EXCERPTED DATA:

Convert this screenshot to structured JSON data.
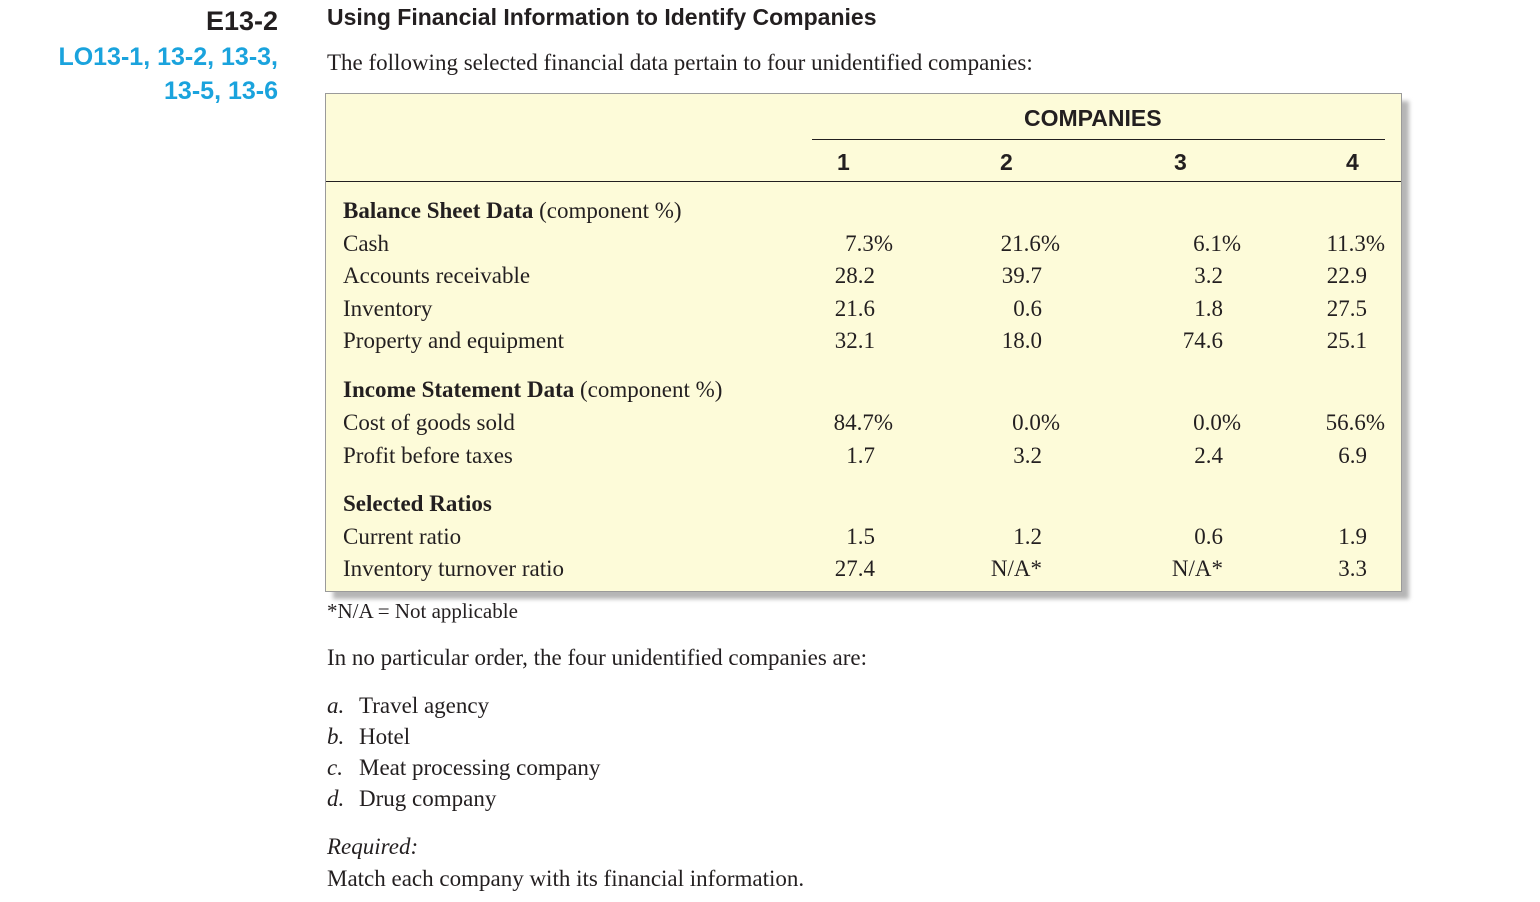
{
  "exercise": {
    "id": "E13-2",
    "learning_objectives": [
      "LO13-1, 13-2, 13-3,",
      "13-5, 13-6"
    ],
    "title": "Using Financial Information to Identify Companies",
    "intro": "The following selected financial data pertain to four unidentified companies:"
  },
  "table": {
    "companies_header": "COMPANIES",
    "columns": [
      "1",
      "2",
      "3",
      "4"
    ],
    "sections": [
      {
        "title": "Balance Sheet Data",
        "subtitle": "(component %)",
        "rows": [
          {
            "label": "Cash",
            "values": [
              "7.3%",
              "21.6%",
              "6.1%",
              "11.3%"
            ]
          },
          {
            "label": "Accounts receivable",
            "values": [
              "28.2",
              "39.7",
              "3.2",
              "22.9"
            ]
          },
          {
            "label": "Inventory",
            "values": [
              "21.6",
              "0.6",
              "1.8",
              "27.5"
            ]
          },
          {
            "label": "Property and equipment",
            "values": [
              "32.1",
              "18.0",
              "74.6",
              "25.1"
            ]
          }
        ]
      },
      {
        "title": "Income Statement Data",
        "subtitle": "(component %)",
        "rows": [
          {
            "label": "Cost of goods sold",
            "values": [
              "84.7%",
              "0.0%",
              "0.0%",
              "56.6%"
            ]
          },
          {
            "label": "Profit before taxes",
            "values": [
              "1.7",
              "3.2",
              "2.4",
              "6.9"
            ]
          }
        ]
      },
      {
        "title": "Selected Ratios",
        "subtitle": "",
        "rows": [
          {
            "label": "Current ratio",
            "values": [
              "1.5",
              "1.2",
              "0.6",
              "1.9"
            ]
          },
          {
            "label": "Inventory turnover ratio",
            "values": [
              "27.4",
              "N/A*",
              "N/A*",
              "3.3"
            ]
          }
        ]
      }
    ],
    "footnote": "*N/A = Not applicable"
  },
  "question": "In no particular order, the four unidentified companies are:",
  "options": [
    {
      "letter": "a.",
      "text": "Travel agency"
    },
    {
      "letter": "b.",
      "text": "Hotel"
    },
    {
      "letter": "c.",
      "text": "Meat processing company"
    },
    {
      "letter": "d.",
      "text": "Drug company"
    }
  ],
  "required": {
    "label": "Required:",
    "text": "Match each company with its financial information."
  }
}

WORK REQUIRED: Output the records above exactly; leave out the pictures.

EXERCISE SOLUTION:
Convert this screenshot to structured JSON data.
{
  "exercise": {
    "id": "E13-2",
    "learning_objectives": [
      "LO13-1, 13-2, 13-3,",
      "13-5, 13-6"
    ],
    "title": "Using Financial Information to Identify Companies",
    "intro": "The following selected financial data pertain to four unidentified companies:"
  },
  "table": {
    "companies_header": "COMPANIES",
    "columns": [
      "1",
      "2",
      "3",
      "4"
    ],
    "sections": [
      {
        "title": "Balance Sheet Data",
        "subtitle": "(component %)",
        "rows": [
          {
            "label": "Cash",
            "values": [
              "7.3%",
              "21.6%",
              "6.1%",
              "11.3%"
            ]
          },
          {
            "label": "Accounts receivable",
            "values": [
              "28.2",
              "39.7",
              "3.2",
              "22.9"
            ]
          },
          {
            "label": "Inventory",
            "values": [
              "21.6",
              "0.6",
              "1.8",
              "27.5"
            ]
          },
          {
            "label": "Property and equipment",
            "values": [
              "32.1",
              "18.0",
              "74.6",
              "25.1"
            ]
          }
        ]
      },
      {
        "title": "Income Statement Data",
        "subtitle": "(component %)",
        "rows": [
          {
            "label": "Cost of goods sold",
            "values": [
              "84.7%",
              "0.0%",
              "0.0%",
              "56.6%"
            ]
          },
          {
            "label": "Profit before taxes",
            "values": [
              "1.7",
              "3.2",
              "2.4",
              "6.9"
            ]
          }
        ]
      },
      {
        "title": "Selected Ratios",
        "subtitle": "",
        "rows": [
          {
            "label": "Current ratio",
            "values": [
              "1.5",
              "1.2",
              "0.6",
              "1.9"
            ]
          },
          {
            "label": "Inventory turnover ratio",
            "values": [
              "27.4",
              "N/A*",
              "N/A*",
              "3.3"
            ]
          }
        ]
      }
    ],
    "footnote": "*N/A = Not applicable"
  },
  "question": "In no particular order, the four unidentified companies are:",
  "options": [
    {
      "letter": "a.",
      "text": "Travel agency"
    },
    {
      "letter": "b.",
      "text": "Hotel"
    },
    {
      "letter": "c.",
      "text": "Meat processing company"
    },
    {
      "letter": "d.",
      "text": "Drug company"
    }
  ],
  "required": {
    "label": "Required:",
    "text": "Match each company with its financial information."
  }
}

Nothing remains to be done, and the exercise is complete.